* _Given data_:

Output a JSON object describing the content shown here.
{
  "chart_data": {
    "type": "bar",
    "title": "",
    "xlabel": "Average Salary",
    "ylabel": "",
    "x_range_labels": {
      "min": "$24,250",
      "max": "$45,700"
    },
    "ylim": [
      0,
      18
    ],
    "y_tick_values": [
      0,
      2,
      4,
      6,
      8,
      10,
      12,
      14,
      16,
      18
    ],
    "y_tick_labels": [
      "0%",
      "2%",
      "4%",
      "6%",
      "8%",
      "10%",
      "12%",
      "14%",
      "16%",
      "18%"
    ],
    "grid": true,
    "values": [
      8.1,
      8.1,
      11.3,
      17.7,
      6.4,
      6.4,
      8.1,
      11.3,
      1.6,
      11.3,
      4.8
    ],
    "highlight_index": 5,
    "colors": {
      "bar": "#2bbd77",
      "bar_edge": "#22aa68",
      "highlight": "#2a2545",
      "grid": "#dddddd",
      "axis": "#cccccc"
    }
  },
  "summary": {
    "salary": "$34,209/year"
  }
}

* _Your task_:
Copy out the material word for word and line for line.

* _Answer to the problem_:
Output a JSON object describing the content shown here.
{
  "chart_data": {
    "type": "bar",
    "title": "",
    "xlabel": "Average Salary",
    "ylabel": "",
    "x_range_labels": {
      "min": "$24,250",
      "max": "$45,700"
    },
    "ylim": [
      0,
      18
    ],
    "y_tick_values": [
      0,
      2,
      4,
      6,
      8,
      10,
      12,
      14,
      16,
      18
    ],
    "y_tick_labels": [
      "0%",
      "2%",
      "4%",
      "6%",
      "8%",
      "10%",
      "12%",
      "14%",
      "16%",
      "18%"
    ],
    "grid": true,
    "values": [
      8.1,
      8.1,
      11.3,
      17.7,
      6.4,
      6.4,
      8.1,
      11.3,
      1.6,
      11.3,
      4.8
    ],
    "highlight_index": 5,
    "colors": {
      "bar": "#2bbd77",
      "bar_edge": "#22aa68",
      "highlight": "#2a2545",
      "grid": "#dddddd",
      "axis": "#cccccc"
    }
  },
  "summary": {
    "salary": "$34,209/year"
  }
}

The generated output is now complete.